AIM OF THE EXERCISE: Write out the entries below once more, exactly.

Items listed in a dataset
====
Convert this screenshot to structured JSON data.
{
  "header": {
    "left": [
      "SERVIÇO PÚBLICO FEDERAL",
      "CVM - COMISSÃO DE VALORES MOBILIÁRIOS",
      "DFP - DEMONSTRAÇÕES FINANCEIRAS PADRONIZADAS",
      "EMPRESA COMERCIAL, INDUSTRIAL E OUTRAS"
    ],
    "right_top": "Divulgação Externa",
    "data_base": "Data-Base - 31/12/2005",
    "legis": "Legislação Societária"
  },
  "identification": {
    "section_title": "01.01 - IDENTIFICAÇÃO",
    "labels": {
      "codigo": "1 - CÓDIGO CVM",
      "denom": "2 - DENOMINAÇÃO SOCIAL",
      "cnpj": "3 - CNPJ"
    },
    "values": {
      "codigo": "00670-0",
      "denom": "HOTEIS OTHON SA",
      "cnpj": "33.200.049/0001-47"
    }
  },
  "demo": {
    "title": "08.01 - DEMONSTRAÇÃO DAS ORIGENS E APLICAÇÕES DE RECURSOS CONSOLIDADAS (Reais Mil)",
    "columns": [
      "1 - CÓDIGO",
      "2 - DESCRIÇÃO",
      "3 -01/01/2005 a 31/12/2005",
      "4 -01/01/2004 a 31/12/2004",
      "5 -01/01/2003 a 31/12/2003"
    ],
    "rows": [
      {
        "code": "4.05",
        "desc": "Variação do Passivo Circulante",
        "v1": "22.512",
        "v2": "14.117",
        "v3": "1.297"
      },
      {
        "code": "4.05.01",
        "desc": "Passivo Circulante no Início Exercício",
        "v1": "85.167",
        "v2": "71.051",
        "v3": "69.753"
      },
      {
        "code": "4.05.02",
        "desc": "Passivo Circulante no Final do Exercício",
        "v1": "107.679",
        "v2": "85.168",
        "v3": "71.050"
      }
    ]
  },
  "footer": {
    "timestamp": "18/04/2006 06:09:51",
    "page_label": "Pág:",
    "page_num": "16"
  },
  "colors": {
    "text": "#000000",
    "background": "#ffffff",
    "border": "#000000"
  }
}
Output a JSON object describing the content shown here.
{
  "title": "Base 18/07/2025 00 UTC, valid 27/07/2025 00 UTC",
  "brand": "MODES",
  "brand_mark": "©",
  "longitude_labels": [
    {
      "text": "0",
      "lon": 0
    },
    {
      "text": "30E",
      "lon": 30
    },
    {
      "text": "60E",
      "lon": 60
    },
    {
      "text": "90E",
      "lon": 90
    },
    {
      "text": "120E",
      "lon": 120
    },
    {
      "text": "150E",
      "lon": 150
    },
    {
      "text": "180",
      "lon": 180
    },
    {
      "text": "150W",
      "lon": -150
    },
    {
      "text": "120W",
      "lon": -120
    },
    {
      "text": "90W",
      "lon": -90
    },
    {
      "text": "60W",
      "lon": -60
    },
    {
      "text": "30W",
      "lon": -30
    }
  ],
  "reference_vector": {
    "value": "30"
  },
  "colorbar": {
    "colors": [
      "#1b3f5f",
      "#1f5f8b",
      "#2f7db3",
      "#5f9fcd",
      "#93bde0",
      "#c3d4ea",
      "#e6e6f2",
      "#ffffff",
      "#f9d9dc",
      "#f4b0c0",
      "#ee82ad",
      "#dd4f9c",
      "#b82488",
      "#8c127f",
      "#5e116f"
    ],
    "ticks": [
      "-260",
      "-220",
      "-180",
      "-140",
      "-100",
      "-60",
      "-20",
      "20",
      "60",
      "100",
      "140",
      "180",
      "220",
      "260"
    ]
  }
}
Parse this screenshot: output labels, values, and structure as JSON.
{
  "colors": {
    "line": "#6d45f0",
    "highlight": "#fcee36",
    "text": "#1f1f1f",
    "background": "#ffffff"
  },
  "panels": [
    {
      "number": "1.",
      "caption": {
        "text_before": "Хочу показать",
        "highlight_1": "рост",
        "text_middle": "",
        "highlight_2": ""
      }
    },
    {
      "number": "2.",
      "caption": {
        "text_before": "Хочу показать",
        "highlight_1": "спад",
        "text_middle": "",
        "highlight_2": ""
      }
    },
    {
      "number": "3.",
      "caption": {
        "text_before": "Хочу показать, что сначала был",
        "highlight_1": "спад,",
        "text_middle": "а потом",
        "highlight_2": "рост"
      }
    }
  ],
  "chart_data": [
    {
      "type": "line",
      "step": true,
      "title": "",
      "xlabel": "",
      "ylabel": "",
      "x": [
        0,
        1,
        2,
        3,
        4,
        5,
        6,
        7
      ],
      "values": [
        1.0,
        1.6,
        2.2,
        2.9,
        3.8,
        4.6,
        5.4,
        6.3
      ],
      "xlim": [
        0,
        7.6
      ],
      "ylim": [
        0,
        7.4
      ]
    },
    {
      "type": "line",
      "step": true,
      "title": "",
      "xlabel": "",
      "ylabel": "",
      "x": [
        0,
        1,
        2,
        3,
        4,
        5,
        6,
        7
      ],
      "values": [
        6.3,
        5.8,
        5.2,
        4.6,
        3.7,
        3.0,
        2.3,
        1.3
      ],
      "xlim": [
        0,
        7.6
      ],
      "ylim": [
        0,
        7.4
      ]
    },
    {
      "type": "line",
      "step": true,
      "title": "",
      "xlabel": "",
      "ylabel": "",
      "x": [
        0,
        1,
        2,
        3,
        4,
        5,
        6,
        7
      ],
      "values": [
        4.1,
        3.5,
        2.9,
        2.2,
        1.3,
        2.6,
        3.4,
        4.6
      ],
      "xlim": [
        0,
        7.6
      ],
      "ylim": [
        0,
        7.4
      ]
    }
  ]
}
====
ANSWER BELOW:
Convert this screenshot to structured JSON data.
{
  "header": {
    "left": [
      "SERVIÇO PÚBLICO FEDERAL",
      "CVM - COMISSÃO DE VALORES MOBILIÁRIOS",
      "DFP - DEMONSTRAÇÕES FINANCEIRAS PADRONIZADAS",
      "EMPRESA COMERCIAL, INDUSTRIAL E OUTRAS"
    ],
    "right_top": "Divulgação Externa",
    "data_base": "Data-Base - 31/12/2005",
    "legis": "Legislação Societária"
  },
  "identification": {
    "section_title": "01.01 - IDENTIFICAÇÃO",
    "labels": {
      "codigo": "1 - CÓDIGO CVM",
      "denom": "2 - DENOMINAÇÃO SOCIAL",
      "cnpj": "3 - CNPJ"
    },
    "values": {
      "codigo": "00670-0",
      "denom": "HOTEIS OTHON SA",
      "cnpj": "33.200.049/0001-47"
    }
  },
  "demo": {
    "title": "08.01 - DEMONSTRAÇÃO DAS ORIGENS E APLICAÇÕES DE RECURSOS CONSOLIDADAS (Reais Mil)",
    "columns": [
      "1 - CÓDIGO",
      "2 - DESCRIÇÃO",
      "3 -01/01/2005 a 31/12/2005",
      "4 -01/01/2004 a 31/12/2004",
      "5 -01/01/2003 a 31/12/2003"
    ],
    "rows": [
      {
        "code": "4.05",
        "desc": "Variação do Passivo Circulante",
        "v1": "22.512",
        "v2": "14.117",
        "v3": "1.297"
      },
      {
        "code": "4.05.01",
        "desc": "Passivo Circulante no Início Exercício",
        "v1": "85.167",
        "v2": "71.051",
        "v3": "69.753"
      },
      {
        "code": "4.05.02",
        "desc": "Passivo Circulante no Final do Exercício",
        "v1": "107.679",
        "v2": "85.168",
        "v3": "71.050"
      }
    ]
  },
  "footer": {
    "timestamp": "18/04/2006 06:09:51",
    "page_label": "Pág:",
    "page_num": "16"
  },
  "colors": {
    "text": "#000000",
    "background": "#ffffff",
    "border": "#000000"
  }
}
Output a JSON object describing the content shown here.
{
  "title": "Base 18/07/2025 00 UTC, valid 27/07/2025 00 UTC",
  "brand": "MODES",
  "brand_mark": "©",
  "longitude_labels": [
    {
      "text": "0",
      "lon": 0
    },
    {
      "text": "30E",
      "lon": 30
    },
    {
      "text": "60E",
      "lon": 60
    },
    {
      "text": "90E",
      "lon": 90
    },
    {
      "text": "120E",
      "lon": 120
    },
    {
      "text": "150E",
      "lon": 150
    },
    {
      "text": "180",
      "lon": 180
    },
    {
      "text": "150W",
      "lon": -150
    },
    {
      "text": "120W",
      "lon": -120
    },
    {
      "text": "90W",
      "lon": -90
    },
    {
      "text": "60W",
      "lon": -60
    },
    {
      "text": "30W",
      "lon": -30
    }
  ],
  "reference_vector": {
    "value": "30"
  },
  "colorbar": {
    "colors": [
      "#1b3f5f",
      "#1f5f8b",
      "#2f7db3",
      "#5f9fcd",
      "#93bde0",
      "#c3d4ea",
      "#e6e6f2",
      "#ffffff",
      "#f9d9dc",
      "#f4b0c0",
      "#ee82ad",
      "#dd4f9c",
      "#b82488",
      "#8c127f",
      "#5e116f"
    ],
    "ticks": [
      "-260",
      "-220",
      "-180",
      "-140",
      "-100",
      "-60",
      "-20",
      "20",
      "60",
      "100",
      "140",
      "180",
      "220",
      "260"
    ]
  }
}
Parse this screenshot: output labels, values, and structure as JSON.
{
  "colors": {
    "line": "#6d45f0",
    "highlight": "#fcee36",
    "text": "#1f1f1f",
    "background": "#ffffff"
  },
  "panels": [
    {
      "number": "1.",
      "caption": {
        "text_before": "Хочу показать",
        "highlight_1": "рост",
        "text_middle": "",
        "highlight_2": ""
      }
    },
    {
      "number": "2.",
      "caption": {
        "text_before": "Хочу показать",
        "highlight_1": "спад",
        "text_middle": "",
        "highlight_2": ""
      }
    },
    {
      "number": "3.",
      "caption": {
        "text_before": "Хочу показать, что сначала был",
        "highlight_1": "спад,",
        "text_middle": "а потом",
        "highlight_2": "рост"
      }
    }
  ],
  "chart_data": [
    {
      "type": "line",
      "step": true,
      "title": "",
      "xlabel": "",
      "ylabel": "",
      "x": [
        0,
        1,
        2,
        3,
        4,
        5,
        6,
        7
      ],
      "values": [
        1.0,
        1.6,
        2.2,
        2.9,
        3.8,
        4.6,
        5.4,
        6.3
      ],
      "xlim": [
        0,
        7.6
      ],
      "ylim": [
        0,
        7.4
      ]
    },
    {
      "type": "line",
      "step": true,
      "title": "",
      "xlabel": "",
      "ylabel": "",
      "x": [
        0,
        1,
        2,
        3,
        4,
        5,
        6,
        7
      ],
      "values": [
        6.3,
        5.8,
        5.2,
        4.6,
        3.7,
        3.0,
        2.3,
        1.3
      ],
      "xlim": [
        0,
        7.6
      ],
      "ylim": [
        0,
        7.4
      ]
    },
    {
      "type": "line",
      "step": true,
      "title": "",
      "xlabel": "",
      "ylabel": "",
      "x": [
        0,
        1,
        2,
        3,
        4,
        5,
        6,
        7
      ],
      "values": [
        4.1,
        3.5,
        2.9,
        2.2,
        1.3,
        2.6,
        3.4,
        4.6
      ],
      "xlim": [
        0,
        7.6
      ],
      "ylim": [
        0,
        7.4
      ]
    }
  ]
}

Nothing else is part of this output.